# [SHORT PROBLEM]
Under this task are some entries; return every one of them exactly.
::: STORED DATA :::
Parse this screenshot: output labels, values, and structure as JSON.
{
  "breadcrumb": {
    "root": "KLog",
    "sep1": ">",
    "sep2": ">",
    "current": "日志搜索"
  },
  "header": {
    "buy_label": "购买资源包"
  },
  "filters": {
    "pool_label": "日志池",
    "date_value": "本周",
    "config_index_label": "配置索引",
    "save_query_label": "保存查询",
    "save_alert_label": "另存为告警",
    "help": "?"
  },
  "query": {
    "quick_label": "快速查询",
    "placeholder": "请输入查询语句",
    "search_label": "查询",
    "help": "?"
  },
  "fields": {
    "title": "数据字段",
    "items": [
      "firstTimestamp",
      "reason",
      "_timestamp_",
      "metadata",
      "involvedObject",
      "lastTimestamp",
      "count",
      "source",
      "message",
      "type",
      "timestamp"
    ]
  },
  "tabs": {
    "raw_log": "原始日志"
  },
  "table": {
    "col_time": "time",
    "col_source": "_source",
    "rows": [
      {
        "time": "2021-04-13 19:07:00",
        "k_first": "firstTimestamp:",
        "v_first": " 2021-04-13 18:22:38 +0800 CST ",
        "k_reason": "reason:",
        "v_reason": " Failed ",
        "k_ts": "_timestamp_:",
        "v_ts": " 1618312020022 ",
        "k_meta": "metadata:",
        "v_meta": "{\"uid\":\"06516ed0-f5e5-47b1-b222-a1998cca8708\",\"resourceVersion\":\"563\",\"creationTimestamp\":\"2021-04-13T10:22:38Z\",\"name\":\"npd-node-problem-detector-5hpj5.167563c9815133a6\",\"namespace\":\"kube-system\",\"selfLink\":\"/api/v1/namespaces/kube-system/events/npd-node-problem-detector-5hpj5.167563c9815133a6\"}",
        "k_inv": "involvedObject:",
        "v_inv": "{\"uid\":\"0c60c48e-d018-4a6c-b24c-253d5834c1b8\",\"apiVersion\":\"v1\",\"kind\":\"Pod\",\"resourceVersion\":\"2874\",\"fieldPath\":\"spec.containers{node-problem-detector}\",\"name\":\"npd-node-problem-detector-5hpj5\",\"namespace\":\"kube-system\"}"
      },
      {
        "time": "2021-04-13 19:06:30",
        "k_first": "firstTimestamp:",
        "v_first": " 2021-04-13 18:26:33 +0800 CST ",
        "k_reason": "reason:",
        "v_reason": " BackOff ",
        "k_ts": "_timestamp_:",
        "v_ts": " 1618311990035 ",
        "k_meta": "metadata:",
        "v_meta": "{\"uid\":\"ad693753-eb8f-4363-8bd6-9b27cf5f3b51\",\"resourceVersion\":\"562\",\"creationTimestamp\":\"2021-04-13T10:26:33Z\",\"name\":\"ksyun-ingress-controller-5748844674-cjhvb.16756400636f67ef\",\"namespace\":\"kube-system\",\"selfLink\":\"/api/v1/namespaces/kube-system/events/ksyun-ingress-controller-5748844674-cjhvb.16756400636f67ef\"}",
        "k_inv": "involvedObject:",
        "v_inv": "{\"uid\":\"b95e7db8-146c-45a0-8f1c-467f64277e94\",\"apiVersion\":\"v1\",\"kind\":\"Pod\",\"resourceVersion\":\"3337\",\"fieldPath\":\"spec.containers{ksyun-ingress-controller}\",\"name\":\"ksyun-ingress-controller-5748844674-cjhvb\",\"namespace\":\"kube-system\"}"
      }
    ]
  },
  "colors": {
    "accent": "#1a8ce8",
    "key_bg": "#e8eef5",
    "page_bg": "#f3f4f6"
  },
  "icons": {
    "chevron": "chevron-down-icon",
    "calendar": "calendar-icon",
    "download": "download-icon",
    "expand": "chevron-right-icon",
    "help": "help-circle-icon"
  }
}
:::
# [REPLY TO THE TASK]
Parse this screenshot: output labels, values, and structure as JSON.
{
  "breadcrumb": {
    "root": "KLog",
    "sep1": ">",
    "sep2": ">",
    "current": "日志搜索"
  },
  "header": {
    "buy_label": "购买资源包"
  },
  "filters": {
    "pool_label": "日志池",
    "date_value": "本周",
    "config_index_label": "配置索引",
    "save_query_label": "保存查询",
    "save_alert_label": "另存为告警",
    "help": "?"
  },
  "query": {
    "quick_label": "快速查询",
    "placeholder": "请输入查询语句",
    "search_label": "查询",
    "help": "?"
  },
  "fields": {
    "title": "数据字段",
    "items": [
      "firstTimestamp",
      "reason",
      "_timestamp_",
      "metadata",
      "involvedObject",
      "lastTimestamp",
      "count",
      "source",
      "message",
      "type",
      "timestamp"
    ]
  },
  "tabs": {
    "raw_log": "原始日志"
  },
  "table": {
    "col_time": "time",
    "col_source": "_source",
    "rows": [
      {
        "time": "2021-04-13 19:07:00",
        "k_first": "firstTimestamp:",
        "v_first": " 2021-04-13 18:22:38 +0800 CST ",
        "k_reason": "reason:",
        "v_reason": " Failed ",
        "k_ts": "_timestamp_:",
        "v_ts": " 1618312020022 ",
        "k_meta": "metadata:",
        "v_meta": "{\"uid\":\"06516ed0-f5e5-47b1-b222-a1998cca8708\",\"resourceVersion\":\"563\",\"creationTimestamp\":\"2021-04-13T10:22:38Z\",\"name\":\"npd-node-problem-detector-5hpj5.167563c9815133a6\",\"namespace\":\"kube-system\",\"selfLink\":\"/api/v1/namespaces/kube-system/events/npd-node-problem-detector-5hpj5.167563c9815133a6\"}",
        "k_inv": "involvedObject:",
        "v_inv": "{\"uid\":\"0c60c48e-d018-4a6c-b24c-253d5834c1b8\",\"apiVersion\":\"v1\",\"kind\":\"Pod\",\"resourceVersion\":\"2874\",\"fieldPath\":\"spec.containers{node-problem-detector}\",\"name\":\"npd-node-problem-detector-5hpj5\",\"namespace\":\"kube-system\"}"
      },
      {
        "time": "2021-04-13 19:06:30",
        "k_first": "firstTimestamp:",
        "v_first": " 2021-04-13 18:26:33 +0800 CST ",
        "k_reason": "reason:",
        "v_reason": " BackOff ",
        "k_ts": "_timestamp_:",
        "v_ts": " 1618311990035 ",
        "k_meta": "metadata:",
        "v_meta": "{\"uid\":\"ad693753-eb8f-4363-8bd6-9b27cf5f3b51\",\"resourceVersion\":\"562\",\"creationTimestamp\":\"2021-04-13T10:26:33Z\",\"name\":\"ksyun-ingress-controller-5748844674-cjhvb.16756400636f67ef\",\"namespace\":\"kube-system\",\"selfLink\":\"/api/v1/namespaces/kube-system/events/ksyun-ingress-controller-5748844674-cjhvb.16756400636f67ef\"}",
        "k_inv": "involvedObject:",
        "v_inv": "{\"uid\":\"b95e7db8-146c-45a0-8f1c-467f64277e94\",\"apiVersion\":\"v1\",\"kind\":\"Pod\",\"resourceVersion\":\"3337\",\"fieldPath\":\"spec.containers{ksyun-ingress-controller}\",\"name\":\"ksyun-ingress-controller-5748844674-cjhvb\",\"namespace\":\"kube-system\"}"
      }
    ]
  },
  "colors": {
    "accent": "#1a8ce8",
    "key_bg": "#e8eef5",
    "page_bg": "#f3f4f6"
  },
  "icons": {
    "chevron": "chevron-down-icon",
    "calendar": "calendar-icon",
    "download": "download-icon",
    "expand": "chevron-right-icon",
    "help": "help-circle-icon"
  }
}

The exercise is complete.